__CHALLENGE__. Would you write out the listing verbatim and skip every picture in it?
━━━━━━━━━━
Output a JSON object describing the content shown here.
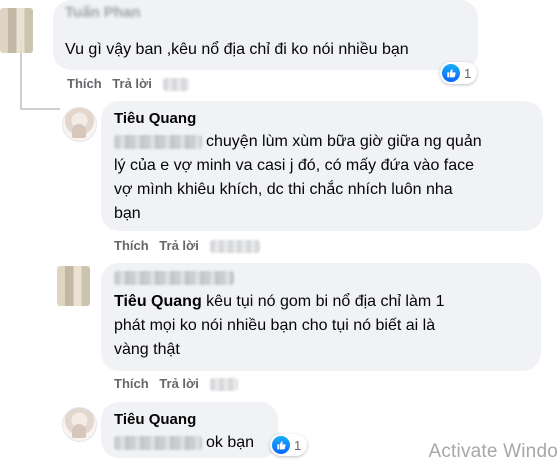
{
  "comments": [
    {
      "id": "c1",
      "author": "Tuấn Phan",
      "text": "Vu gì vậy ban ,kêu nổ địa chỉ đi ko nói nhiều bạn",
      "actions": {
        "like": "Thích",
        "reply": "Trả lời"
      },
      "reaction_count": "1"
    },
    {
      "id": "c2",
      "author": "Tiêu Quang",
      "lines": [
        "chuyện lùm xùm bữa giờ giữa ng quản",
        "lý của e vợ minh va casi j đó, có mấy đứa vào face",
        "vợ mình khiêu khích, dc thi chắc nhích luôn nha",
        "bạn"
      ],
      "actions": {
        "like": "Thích",
        "reply": "Trả lời"
      }
    },
    {
      "id": "c3",
      "mention": "Tiêu Quang",
      "lines": [
        "kêu tụi nó gom bi nổ địa chỉ làm 1",
        "phát mọi ko nói nhiều bạn cho tụi nó biết ai là",
        "vàng thật"
      ],
      "actions": {
        "like": "Thích",
        "reply": "Trả lời"
      }
    },
    {
      "id": "c4",
      "author": "Tiêu Quang",
      "text": "ok bạn",
      "reaction_count": "1"
    }
  ],
  "watermark": "Activate Windo"
}
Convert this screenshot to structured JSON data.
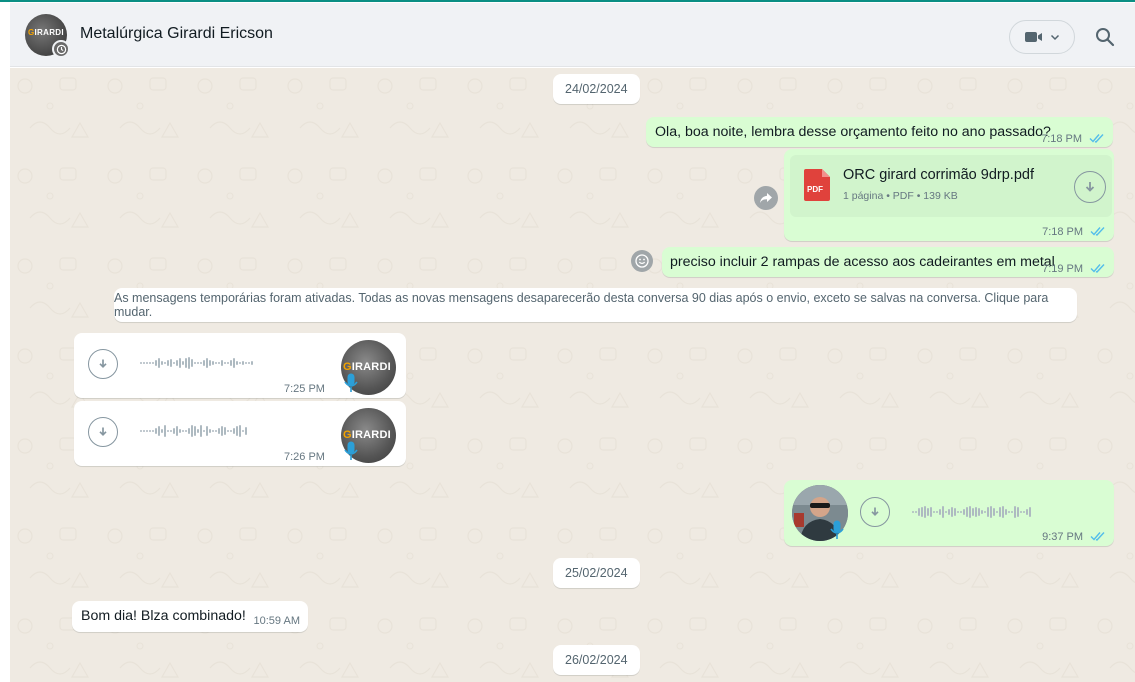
{
  "header": {
    "contact_name": "Metalúrgica Girardi Ericson",
    "avatar_text": "GIRARDI",
    "icons": [
      "timer-icon",
      "video-call-icon",
      "chevron-down-icon",
      "search-icon"
    ]
  },
  "colors": {
    "outgoing_bubble": "#d9fdd3",
    "incoming_bubble": "#ffffff",
    "chat_background": "#efeae2",
    "read_ticks": "#53bdeb",
    "pdf_red": "#e0423c"
  },
  "messages": {
    "date1": "24/02/2024",
    "m1_text": "Ola, boa noite, lembra desse orçamento feito no ano passado?",
    "m1_time": "7:18 PM",
    "m2_file_name": "ORC girard corrimão 9drp.pdf",
    "m2_file_meta": "1 página • PDF • 139 KB",
    "m2_pdf_badge": "PDF",
    "m2_time": "7:18 PM",
    "m3_text": "preciso incluir 2 rampas de acesso aos cadeirantes em metal",
    "m3_time": "7:19 PM",
    "system_notice": "As mensagens temporárias foram ativadas. Todas as novas mensagens desaparecerão desta conversa 90 dias após o envio, exceto se salvas na conversa. Clique para mudar.",
    "voice1_time": "7:25 PM",
    "voice1_avatar_text": "GIRARDI",
    "voice2_time": "7:26 PM",
    "voice2_avatar_text": "GIRARDI",
    "voice3_time": "9:37 PM",
    "date2": "25/02/2024",
    "m4_text": "Bom dia! Blza combinado!",
    "m4_time": "10:59 AM",
    "date3": "26/02/2024"
  }
}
━━━━━━━━━━
__SOLVED PROBLEM__.
Output a JSON object describing the content shown here.
{
  "comments": [
    {
      "id": "c1",
      "author": "Tuấn Phan",
      "text": "Vu gì vậy ban ,kêu nổ địa chỉ đi ko nói nhiều bạn",
      "actions": {
        "like": "Thích",
        "reply": "Trả lời"
      },
      "reaction_count": "1"
    },
    {
      "id": "c2",
      "author": "Tiêu Quang",
      "lines": [
        "chuyện lùm xùm bữa giờ giữa ng quản",
        "lý của e vợ minh va casi j đó, có mấy đứa vào face",
        "vợ mình khiêu khích, dc thi chắc nhích luôn nha",
        "bạn"
      ],
      "actions": {
        "like": "Thích",
        "reply": "Trả lời"
      }
    },
    {
      "id": "c3",
      "mention": "Tiêu Quang",
      "lines": [
        "kêu tụi nó gom bi nổ địa chỉ làm 1",
        "phát mọi ko nói nhiều bạn cho tụi nó biết ai là",
        "vàng thật"
      ],
      "actions": {
        "like": "Thích",
        "reply": "Trả lời"
      }
    },
    {
      "id": "c4",
      "author": "Tiêu Quang",
      "text": "ok bạn",
      "reaction_count": "1"
    }
  ],
  "watermark": "Activate Windo"
}
Convert this screenshot to structured JSON data.
{
  "header": {
    "contact_name": "Metalúrgica Girardi Ericson",
    "avatar_text": "GIRARDI",
    "icons": [
      "timer-icon",
      "video-call-icon",
      "chevron-down-icon",
      "search-icon"
    ]
  },
  "colors": {
    "outgoing_bubble": "#d9fdd3",
    "incoming_bubble": "#ffffff",
    "chat_background": "#efeae2",
    "read_ticks": "#53bdeb",
    "pdf_red": "#e0423c"
  },
  "messages": {
    "date1": "24/02/2024",
    "m1_text": "Ola, boa noite, lembra desse orçamento feito no ano passado?",
    "m1_time": "7:18 PM",
    "m2_file_name": "ORC girard corrimão 9drp.pdf",
    "m2_file_meta": "1 página • PDF • 139 KB",
    "m2_pdf_badge": "PDF",
    "m2_time": "7:18 PM",
    "m3_text": "preciso incluir 2 rampas de acesso aos cadeirantes em metal",
    "m3_time": "7:19 PM",
    "system_notice": "As mensagens temporárias foram ativadas. Todas as novas mensagens desaparecerão desta conversa 90 dias após o envio, exceto se salvas na conversa. Clique para mudar.",
    "voice1_time": "7:25 PM",
    "voice1_avatar_text": "GIRARDI",
    "voice2_time": "7:26 PM",
    "voice2_avatar_text": "GIRARDI",
    "voice3_time": "9:37 PM",
    "date2": "25/02/2024",
    "m4_text": "Bom dia! Blza combinado!",
    "m4_time": "10:59 AM",
    "date3": "26/02/2024"
  }
}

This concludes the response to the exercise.